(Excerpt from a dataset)
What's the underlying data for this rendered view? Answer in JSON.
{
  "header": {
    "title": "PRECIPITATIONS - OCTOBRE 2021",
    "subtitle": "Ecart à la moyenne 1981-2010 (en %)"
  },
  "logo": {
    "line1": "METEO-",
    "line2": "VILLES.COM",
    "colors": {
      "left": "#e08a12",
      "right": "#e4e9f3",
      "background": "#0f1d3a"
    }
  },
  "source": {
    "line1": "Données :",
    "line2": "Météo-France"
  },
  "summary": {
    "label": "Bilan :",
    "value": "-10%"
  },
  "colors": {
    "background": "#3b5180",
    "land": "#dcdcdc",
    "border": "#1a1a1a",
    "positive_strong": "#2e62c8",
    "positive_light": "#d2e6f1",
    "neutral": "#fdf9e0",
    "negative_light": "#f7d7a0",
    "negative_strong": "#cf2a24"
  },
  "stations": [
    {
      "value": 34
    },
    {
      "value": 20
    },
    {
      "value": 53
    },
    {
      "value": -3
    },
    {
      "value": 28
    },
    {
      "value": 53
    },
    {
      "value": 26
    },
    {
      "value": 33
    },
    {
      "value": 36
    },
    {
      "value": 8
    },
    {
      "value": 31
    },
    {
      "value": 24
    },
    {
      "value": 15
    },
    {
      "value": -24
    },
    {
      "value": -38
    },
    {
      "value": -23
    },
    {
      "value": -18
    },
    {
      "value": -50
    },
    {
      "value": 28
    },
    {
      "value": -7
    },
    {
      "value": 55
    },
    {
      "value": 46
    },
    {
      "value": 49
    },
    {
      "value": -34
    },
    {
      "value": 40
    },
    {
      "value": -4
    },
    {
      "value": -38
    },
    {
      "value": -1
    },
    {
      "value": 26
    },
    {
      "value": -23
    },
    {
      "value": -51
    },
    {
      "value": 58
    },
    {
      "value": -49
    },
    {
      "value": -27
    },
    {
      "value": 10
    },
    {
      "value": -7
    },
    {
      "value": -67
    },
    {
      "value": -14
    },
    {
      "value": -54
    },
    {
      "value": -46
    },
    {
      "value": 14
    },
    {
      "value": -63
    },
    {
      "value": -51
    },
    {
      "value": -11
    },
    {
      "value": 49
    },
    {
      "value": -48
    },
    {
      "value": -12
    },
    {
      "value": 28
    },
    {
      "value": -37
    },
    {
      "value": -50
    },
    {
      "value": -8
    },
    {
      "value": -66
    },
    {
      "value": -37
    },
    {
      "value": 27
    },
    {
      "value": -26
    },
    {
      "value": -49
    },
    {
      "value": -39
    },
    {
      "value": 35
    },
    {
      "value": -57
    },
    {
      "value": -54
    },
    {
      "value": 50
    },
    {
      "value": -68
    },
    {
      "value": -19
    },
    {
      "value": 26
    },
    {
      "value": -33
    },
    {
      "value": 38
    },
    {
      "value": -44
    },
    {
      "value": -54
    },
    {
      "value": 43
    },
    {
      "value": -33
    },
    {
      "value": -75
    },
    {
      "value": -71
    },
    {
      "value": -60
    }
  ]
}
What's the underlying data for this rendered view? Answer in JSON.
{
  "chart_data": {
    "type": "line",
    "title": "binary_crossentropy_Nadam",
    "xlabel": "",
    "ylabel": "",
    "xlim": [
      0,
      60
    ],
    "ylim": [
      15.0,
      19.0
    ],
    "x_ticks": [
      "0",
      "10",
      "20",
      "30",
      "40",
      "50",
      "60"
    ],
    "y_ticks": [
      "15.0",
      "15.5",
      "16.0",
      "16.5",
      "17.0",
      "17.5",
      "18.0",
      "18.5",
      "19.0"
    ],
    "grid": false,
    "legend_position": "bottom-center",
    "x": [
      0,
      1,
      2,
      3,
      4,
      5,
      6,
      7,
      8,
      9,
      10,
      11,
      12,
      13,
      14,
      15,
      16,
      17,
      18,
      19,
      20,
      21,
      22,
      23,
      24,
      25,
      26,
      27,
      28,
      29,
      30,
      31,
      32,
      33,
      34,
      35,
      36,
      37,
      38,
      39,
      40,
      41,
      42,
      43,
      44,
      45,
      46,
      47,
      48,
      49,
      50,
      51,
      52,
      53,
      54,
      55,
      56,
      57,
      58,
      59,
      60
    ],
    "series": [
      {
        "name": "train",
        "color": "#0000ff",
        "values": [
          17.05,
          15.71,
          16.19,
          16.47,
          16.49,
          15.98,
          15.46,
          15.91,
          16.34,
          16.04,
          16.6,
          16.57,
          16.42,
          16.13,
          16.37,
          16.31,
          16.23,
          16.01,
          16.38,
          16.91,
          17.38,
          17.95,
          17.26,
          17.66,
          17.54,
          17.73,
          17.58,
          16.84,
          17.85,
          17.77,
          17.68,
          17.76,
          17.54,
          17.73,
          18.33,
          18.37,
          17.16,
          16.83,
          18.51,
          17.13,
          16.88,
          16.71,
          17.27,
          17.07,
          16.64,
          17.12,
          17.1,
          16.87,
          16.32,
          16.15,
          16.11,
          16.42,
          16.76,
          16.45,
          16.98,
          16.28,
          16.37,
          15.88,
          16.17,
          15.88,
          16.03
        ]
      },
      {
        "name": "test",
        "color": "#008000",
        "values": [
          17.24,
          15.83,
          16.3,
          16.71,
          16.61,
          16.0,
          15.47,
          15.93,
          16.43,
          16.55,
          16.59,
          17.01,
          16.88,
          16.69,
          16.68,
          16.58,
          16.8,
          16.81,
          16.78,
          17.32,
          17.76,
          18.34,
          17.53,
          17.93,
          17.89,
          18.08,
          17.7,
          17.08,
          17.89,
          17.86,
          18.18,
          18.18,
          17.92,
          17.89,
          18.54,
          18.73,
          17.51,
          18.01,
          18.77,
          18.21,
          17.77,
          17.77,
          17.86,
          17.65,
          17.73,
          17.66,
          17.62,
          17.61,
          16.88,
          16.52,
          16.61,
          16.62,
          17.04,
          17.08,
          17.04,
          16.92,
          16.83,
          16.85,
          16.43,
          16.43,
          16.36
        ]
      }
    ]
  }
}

→ **Your objective**:
The entries above must be returned in full, exactly as shown.

→ **Output**:
What's the underlying data for this rendered view? Answer in JSON.
{
  "header": {
    "title": "PRECIPITATIONS - OCTOBRE 2021",
    "subtitle": "Ecart à la moyenne 1981-2010 (en %)"
  },
  "logo": {
    "line1": "METEO-",
    "line2": "VILLES.COM",
    "colors": {
      "left": "#e08a12",
      "right": "#e4e9f3",
      "background": "#0f1d3a"
    }
  },
  "source": {
    "line1": "Données :",
    "line2": "Météo-France"
  },
  "summary": {
    "label": "Bilan :",
    "value": "-10%"
  },
  "colors": {
    "background": "#3b5180",
    "land": "#dcdcdc",
    "border": "#1a1a1a",
    "positive_strong": "#2e62c8",
    "positive_light": "#d2e6f1",
    "neutral": "#fdf9e0",
    "negative_light": "#f7d7a0",
    "negative_strong": "#cf2a24"
  },
  "stations": [
    {
      "value": 34
    },
    {
      "value": 20
    },
    {
      "value": 53
    },
    {
      "value": -3
    },
    {
      "value": 28
    },
    {
      "value": 53
    },
    {
      "value": 26
    },
    {
      "value": 33
    },
    {
      "value": 36
    },
    {
      "value": 8
    },
    {
      "value": 31
    },
    {
      "value": 24
    },
    {
      "value": 15
    },
    {
      "value": -24
    },
    {
      "value": -38
    },
    {
      "value": -23
    },
    {
      "value": -18
    },
    {
      "value": -50
    },
    {
      "value": 28
    },
    {
      "value": -7
    },
    {
      "value": 55
    },
    {
      "value": 46
    },
    {
      "value": 49
    },
    {
      "value": -34
    },
    {
      "value": 40
    },
    {
      "value": -4
    },
    {
      "value": -38
    },
    {
      "value": -1
    },
    {
      "value": 26
    },
    {
      "value": -23
    },
    {
      "value": -51
    },
    {
      "value": 58
    },
    {
      "value": -49
    },
    {
      "value": -27
    },
    {
      "value": 10
    },
    {
      "value": -7
    },
    {
      "value": -67
    },
    {
      "value": -14
    },
    {
      "value": -54
    },
    {
      "value": -46
    },
    {
      "value": 14
    },
    {
      "value": -63
    },
    {
      "value": -51
    },
    {
      "value": -11
    },
    {
      "value": 49
    },
    {
      "value": -48
    },
    {
      "value": -12
    },
    {
      "value": 28
    },
    {
      "value": -37
    },
    {
      "value": -50
    },
    {
      "value": -8
    },
    {
      "value": -66
    },
    {
      "value": -37
    },
    {
      "value": 27
    },
    {
      "value": -26
    },
    {
      "value": -49
    },
    {
      "value": -39
    },
    {
      "value": 35
    },
    {
      "value": -57
    },
    {
      "value": -54
    },
    {
      "value": 50
    },
    {
      "value": -68
    },
    {
      "value": -19
    },
    {
      "value": 26
    },
    {
      "value": -33
    },
    {
      "value": 38
    },
    {
      "value": -44
    },
    {
      "value": -54
    },
    {
      "value": 43
    },
    {
      "value": -33
    },
    {
      "value": -75
    },
    {
      "value": -71
    },
    {
      "value": -60
    }
  ]
}
What's the underlying data for this rendered view? Answer in JSON.
{
  "chart_data": {
    "type": "line",
    "title": "binary_crossentropy_Nadam",
    "xlabel": "",
    "ylabel": "",
    "xlim": [
      0,
      60
    ],
    "ylim": [
      15.0,
      19.0
    ],
    "x_ticks": [
      "0",
      "10",
      "20",
      "30",
      "40",
      "50",
      "60"
    ],
    "y_ticks": [
      "15.0",
      "15.5",
      "16.0",
      "16.5",
      "17.0",
      "17.5",
      "18.0",
      "18.5",
      "19.0"
    ],
    "grid": false,
    "legend_position": "bottom-center",
    "x": [
      0,
      1,
      2,
      3,
      4,
      5,
      6,
      7,
      8,
      9,
      10,
      11,
      12,
      13,
      14,
      15,
      16,
      17,
      18,
      19,
      20,
      21,
      22,
      23,
      24,
      25,
      26,
      27,
      28,
      29,
      30,
      31,
      32,
      33,
      34,
      35,
      36,
      37,
      38,
      39,
      40,
      41,
      42,
      43,
      44,
      45,
      46,
      47,
      48,
      49,
      50,
      51,
      52,
      53,
      54,
      55,
      56,
      57,
      58,
      59,
      60
    ],
    "series": [
      {
        "name": "train",
        "color": "#0000ff",
        "values": [
          17.05,
          15.71,
          16.19,
          16.47,
          16.49,
          15.98,
          15.46,
          15.91,
          16.34,
          16.04,
          16.6,
          16.57,
          16.42,
          16.13,
          16.37,
          16.31,
          16.23,
          16.01,
          16.38,
          16.91,
          17.38,
          17.95,
          17.26,
          17.66,
          17.54,
          17.73,
          17.58,
          16.84,
          17.85,
          17.77,
          17.68,
          17.76,
          17.54,
          17.73,
          18.33,
          18.37,
          17.16,
          16.83,
          18.51,
          17.13,
          16.88,
          16.71,
          17.27,
          17.07,
          16.64,
          17.12,
          17.1,
          16.87,
          16.32,
          16.15,
          16.11,
          16.42,
          16.76,
          16.45,
          16.98,
          16.28,
          16.37,
          15.88,
          16.17,
          15.88,
          16.03
        ]
      },
      {
        "name": "test",
        "color": "#008000",
        "values": [
          17.24,
          15.83,
          16.3,
          16.71,
          16.61,
          16.0,
          15.47,
          15.93,
          16.43,
          16.55,
          16.59,
          17.01,
          16.88,
          16.69,
          16.68,
          16.58,
          16.8,
          16.81,
          16.78,
          17.32,
          17.76,
          18.34,
          17.53,
          17.93,
          17.89,
          18.08,
          17.7,
          17.08,
          17.89,
          17.86,
          18.18,
          18.18,
          17.92,
          17.89,
          18.54,
          18.73,
          17.51,
          18.01,
          18.77,
          18.21,
          17.77,
          17.77,
          17.86,
          17.65,
          17.73,
          17.66,
          17.62,
          17.61,
          16.88,
          16.52,
          16.61,
          16.62,
          17.04,
          17.08,
          17.04,
          16.92,
          16.83,
          16.85,
          16.43,
          16.43,
          16.36
        ]
      }
    ]
  }
}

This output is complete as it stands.